--- START OF Input data ---

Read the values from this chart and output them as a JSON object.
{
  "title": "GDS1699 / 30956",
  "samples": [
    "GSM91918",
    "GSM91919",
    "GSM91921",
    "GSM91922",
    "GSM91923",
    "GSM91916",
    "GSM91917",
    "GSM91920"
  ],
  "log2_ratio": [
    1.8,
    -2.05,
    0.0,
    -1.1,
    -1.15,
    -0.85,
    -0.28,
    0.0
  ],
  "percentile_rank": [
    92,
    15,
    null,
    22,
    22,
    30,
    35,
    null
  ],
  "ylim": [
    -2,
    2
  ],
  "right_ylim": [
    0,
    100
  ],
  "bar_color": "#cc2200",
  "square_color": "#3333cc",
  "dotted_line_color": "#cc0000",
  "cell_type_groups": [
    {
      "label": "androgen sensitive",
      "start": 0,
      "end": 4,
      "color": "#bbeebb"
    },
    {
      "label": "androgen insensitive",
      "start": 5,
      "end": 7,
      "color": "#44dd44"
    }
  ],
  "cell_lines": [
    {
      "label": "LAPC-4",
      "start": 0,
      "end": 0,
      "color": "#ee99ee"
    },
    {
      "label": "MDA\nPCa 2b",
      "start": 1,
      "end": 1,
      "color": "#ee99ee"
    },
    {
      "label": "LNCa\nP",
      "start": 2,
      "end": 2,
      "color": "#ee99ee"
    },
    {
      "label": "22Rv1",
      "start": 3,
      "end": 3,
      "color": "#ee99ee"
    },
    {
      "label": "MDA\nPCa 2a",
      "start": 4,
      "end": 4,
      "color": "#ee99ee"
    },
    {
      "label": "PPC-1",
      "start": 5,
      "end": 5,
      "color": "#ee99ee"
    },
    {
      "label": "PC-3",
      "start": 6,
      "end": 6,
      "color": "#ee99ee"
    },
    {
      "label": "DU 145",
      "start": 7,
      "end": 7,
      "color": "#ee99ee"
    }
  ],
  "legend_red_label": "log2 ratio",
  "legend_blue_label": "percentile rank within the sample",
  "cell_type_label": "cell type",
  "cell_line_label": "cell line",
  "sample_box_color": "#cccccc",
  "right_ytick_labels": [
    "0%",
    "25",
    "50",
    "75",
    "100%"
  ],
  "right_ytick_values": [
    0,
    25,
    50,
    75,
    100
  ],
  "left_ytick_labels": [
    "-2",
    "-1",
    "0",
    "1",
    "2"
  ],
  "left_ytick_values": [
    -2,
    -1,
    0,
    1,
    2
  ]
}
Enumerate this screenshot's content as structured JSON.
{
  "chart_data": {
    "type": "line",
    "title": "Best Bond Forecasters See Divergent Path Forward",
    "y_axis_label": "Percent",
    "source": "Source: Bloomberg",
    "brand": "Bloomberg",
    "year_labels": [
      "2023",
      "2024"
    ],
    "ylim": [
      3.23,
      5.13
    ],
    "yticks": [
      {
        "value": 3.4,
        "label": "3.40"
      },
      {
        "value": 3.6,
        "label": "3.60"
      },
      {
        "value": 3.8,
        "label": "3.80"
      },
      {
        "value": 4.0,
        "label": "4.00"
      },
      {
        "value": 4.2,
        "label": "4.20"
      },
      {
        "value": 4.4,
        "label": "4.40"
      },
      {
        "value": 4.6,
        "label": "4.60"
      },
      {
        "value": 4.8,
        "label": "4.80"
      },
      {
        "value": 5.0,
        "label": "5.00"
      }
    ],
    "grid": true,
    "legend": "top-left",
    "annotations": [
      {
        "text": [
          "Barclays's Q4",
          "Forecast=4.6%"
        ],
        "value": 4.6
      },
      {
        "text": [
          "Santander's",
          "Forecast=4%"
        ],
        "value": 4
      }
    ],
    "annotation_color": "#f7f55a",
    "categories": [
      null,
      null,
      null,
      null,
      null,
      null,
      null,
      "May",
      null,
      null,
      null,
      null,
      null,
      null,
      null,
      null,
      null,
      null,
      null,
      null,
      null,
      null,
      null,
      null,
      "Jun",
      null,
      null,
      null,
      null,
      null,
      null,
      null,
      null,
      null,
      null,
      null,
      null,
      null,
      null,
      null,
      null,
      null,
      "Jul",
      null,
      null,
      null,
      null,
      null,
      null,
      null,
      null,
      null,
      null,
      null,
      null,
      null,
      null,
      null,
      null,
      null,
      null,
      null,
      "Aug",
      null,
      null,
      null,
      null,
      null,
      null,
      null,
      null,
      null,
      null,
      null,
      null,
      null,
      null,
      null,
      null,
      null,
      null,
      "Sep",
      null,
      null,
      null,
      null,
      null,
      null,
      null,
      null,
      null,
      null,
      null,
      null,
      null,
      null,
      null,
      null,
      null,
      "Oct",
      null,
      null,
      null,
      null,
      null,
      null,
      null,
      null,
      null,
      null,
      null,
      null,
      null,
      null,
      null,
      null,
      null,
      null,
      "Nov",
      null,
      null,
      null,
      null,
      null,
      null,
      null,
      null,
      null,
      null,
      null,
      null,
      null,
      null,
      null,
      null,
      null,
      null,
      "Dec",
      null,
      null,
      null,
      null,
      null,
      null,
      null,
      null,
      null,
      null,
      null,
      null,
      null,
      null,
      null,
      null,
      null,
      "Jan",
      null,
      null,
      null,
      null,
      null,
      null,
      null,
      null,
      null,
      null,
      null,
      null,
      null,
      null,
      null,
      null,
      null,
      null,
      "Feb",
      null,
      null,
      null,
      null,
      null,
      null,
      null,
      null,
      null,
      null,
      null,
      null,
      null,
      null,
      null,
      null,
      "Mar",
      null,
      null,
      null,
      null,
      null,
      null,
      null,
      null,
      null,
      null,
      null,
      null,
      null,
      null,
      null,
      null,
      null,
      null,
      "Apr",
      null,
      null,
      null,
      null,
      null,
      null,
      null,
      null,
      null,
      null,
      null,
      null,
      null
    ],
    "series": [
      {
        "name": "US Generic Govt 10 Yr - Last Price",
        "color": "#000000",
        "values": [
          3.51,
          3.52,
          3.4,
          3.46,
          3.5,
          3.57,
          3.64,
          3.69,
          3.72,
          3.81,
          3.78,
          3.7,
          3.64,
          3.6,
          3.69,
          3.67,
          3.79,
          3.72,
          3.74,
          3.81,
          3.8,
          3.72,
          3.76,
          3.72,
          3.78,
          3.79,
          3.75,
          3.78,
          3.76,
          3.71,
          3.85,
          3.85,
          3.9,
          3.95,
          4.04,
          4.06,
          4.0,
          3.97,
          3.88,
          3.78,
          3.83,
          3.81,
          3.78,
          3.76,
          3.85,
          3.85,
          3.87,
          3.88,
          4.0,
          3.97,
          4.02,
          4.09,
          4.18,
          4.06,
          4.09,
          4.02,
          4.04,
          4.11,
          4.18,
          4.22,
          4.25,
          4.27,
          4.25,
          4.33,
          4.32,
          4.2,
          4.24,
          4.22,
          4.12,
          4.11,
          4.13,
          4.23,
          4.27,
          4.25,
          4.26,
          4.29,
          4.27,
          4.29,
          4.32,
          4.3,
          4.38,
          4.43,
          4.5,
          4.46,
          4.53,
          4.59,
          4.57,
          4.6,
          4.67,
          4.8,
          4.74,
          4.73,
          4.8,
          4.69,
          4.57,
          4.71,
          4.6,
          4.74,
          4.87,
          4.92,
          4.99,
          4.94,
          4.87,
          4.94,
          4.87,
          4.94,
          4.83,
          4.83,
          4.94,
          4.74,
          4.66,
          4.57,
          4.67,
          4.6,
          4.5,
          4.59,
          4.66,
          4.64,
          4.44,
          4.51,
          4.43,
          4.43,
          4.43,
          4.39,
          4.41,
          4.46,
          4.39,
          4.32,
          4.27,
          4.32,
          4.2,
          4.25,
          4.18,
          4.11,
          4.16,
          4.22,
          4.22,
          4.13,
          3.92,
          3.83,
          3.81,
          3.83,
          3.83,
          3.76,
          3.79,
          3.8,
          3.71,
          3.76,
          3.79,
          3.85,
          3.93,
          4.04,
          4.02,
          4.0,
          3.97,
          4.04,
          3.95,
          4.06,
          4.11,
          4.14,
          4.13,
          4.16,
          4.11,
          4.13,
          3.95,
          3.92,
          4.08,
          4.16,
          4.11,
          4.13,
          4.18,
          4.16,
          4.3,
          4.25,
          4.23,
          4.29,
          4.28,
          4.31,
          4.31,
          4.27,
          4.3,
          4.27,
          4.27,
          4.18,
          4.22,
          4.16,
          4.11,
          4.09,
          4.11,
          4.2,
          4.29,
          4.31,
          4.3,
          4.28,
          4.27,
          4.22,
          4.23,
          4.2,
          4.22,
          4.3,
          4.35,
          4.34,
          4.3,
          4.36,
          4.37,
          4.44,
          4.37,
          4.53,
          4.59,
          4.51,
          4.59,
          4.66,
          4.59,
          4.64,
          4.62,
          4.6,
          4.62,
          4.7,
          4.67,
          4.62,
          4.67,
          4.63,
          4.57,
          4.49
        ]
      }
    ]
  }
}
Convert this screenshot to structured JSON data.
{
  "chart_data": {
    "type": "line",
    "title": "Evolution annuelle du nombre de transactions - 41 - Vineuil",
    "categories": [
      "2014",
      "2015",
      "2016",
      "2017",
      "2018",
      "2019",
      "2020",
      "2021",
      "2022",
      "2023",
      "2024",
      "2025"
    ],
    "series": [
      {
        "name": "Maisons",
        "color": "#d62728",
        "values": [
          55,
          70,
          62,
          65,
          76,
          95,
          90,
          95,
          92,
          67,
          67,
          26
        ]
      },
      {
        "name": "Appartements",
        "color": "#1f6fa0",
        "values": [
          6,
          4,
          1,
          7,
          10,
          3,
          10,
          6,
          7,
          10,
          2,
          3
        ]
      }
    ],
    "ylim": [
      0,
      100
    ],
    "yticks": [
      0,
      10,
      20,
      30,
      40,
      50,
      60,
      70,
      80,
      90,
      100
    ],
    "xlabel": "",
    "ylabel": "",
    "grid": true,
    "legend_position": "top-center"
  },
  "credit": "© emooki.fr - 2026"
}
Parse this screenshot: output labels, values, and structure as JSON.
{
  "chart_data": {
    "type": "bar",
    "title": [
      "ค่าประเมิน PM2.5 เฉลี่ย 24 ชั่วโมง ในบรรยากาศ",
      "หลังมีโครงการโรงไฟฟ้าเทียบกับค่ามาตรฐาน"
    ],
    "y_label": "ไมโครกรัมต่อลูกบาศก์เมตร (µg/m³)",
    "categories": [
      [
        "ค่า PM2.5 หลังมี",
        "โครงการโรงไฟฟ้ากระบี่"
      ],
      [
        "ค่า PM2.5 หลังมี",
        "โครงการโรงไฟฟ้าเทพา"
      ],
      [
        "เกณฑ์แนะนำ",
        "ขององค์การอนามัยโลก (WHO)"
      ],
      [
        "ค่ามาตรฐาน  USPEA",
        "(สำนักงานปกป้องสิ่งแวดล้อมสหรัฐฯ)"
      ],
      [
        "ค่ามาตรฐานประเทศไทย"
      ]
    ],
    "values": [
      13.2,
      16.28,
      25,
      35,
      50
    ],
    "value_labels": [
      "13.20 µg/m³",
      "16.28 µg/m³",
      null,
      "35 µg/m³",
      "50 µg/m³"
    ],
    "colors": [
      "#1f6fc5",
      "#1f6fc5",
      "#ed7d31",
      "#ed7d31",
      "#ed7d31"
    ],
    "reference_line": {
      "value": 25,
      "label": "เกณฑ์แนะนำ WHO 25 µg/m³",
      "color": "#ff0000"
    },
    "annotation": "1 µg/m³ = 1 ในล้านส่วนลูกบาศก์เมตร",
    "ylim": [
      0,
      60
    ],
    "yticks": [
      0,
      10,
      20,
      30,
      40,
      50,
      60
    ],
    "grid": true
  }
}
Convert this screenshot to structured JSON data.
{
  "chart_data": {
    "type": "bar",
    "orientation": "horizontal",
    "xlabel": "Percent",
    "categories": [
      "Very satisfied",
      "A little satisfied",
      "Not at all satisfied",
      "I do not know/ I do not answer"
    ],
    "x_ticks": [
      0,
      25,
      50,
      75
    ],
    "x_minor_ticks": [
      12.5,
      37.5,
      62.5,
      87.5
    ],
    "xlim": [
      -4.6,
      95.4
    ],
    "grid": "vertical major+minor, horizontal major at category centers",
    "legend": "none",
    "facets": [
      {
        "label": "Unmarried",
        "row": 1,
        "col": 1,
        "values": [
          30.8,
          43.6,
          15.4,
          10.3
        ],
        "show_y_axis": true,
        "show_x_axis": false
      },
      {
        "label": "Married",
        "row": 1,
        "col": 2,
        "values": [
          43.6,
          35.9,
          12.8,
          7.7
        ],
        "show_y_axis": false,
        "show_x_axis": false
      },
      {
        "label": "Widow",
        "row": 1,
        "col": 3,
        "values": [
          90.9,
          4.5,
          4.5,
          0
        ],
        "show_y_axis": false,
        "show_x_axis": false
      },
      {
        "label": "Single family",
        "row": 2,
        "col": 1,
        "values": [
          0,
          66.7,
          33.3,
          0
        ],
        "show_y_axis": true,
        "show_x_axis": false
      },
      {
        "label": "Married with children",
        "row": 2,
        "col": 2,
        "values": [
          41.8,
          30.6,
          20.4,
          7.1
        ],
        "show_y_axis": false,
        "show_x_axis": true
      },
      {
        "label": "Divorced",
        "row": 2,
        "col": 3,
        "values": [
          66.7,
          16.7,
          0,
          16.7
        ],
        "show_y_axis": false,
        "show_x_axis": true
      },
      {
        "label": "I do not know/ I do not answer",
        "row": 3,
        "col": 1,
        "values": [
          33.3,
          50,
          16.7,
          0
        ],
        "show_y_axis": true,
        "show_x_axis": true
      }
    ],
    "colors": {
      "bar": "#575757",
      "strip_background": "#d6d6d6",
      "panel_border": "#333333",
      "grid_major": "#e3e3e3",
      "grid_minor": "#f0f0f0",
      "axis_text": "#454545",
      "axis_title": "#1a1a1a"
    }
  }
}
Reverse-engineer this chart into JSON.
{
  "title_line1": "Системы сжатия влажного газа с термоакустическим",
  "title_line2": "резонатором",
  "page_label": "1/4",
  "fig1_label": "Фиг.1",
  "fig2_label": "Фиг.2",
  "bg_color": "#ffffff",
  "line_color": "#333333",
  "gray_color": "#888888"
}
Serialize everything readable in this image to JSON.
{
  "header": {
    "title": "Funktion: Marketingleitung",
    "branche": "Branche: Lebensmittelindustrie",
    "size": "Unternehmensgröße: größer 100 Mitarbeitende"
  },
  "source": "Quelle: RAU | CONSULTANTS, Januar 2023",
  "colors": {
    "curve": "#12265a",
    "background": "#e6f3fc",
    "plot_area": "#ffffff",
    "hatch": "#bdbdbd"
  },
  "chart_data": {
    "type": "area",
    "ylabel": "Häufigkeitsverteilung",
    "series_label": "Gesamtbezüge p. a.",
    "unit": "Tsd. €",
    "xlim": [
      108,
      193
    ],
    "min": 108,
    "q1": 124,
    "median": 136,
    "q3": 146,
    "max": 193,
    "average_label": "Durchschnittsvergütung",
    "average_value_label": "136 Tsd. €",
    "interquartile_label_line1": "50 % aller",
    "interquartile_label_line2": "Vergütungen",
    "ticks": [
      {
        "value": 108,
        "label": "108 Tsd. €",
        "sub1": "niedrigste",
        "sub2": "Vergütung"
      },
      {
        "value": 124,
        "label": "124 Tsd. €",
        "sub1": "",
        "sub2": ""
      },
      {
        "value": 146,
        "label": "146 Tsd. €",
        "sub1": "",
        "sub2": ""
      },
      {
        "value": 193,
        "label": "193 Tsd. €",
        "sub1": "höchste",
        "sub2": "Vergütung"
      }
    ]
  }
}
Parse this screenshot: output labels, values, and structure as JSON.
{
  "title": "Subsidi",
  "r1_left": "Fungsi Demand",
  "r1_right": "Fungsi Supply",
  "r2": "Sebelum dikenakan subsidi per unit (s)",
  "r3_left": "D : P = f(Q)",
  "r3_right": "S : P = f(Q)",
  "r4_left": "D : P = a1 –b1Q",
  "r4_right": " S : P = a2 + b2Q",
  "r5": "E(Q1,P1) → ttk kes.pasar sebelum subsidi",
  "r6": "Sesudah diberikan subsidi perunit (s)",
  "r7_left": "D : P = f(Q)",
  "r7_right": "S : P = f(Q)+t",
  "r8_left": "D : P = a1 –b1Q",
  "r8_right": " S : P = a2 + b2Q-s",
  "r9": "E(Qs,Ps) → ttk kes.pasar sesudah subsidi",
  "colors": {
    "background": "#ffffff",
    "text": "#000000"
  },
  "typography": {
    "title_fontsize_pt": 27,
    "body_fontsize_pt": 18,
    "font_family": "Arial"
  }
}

--- END OF Input data ---

Look through the material above. Copy each line where the word "answer" appears.

      "I do not know/ I do not answer"
        "label": "I do not know/ I do not answer",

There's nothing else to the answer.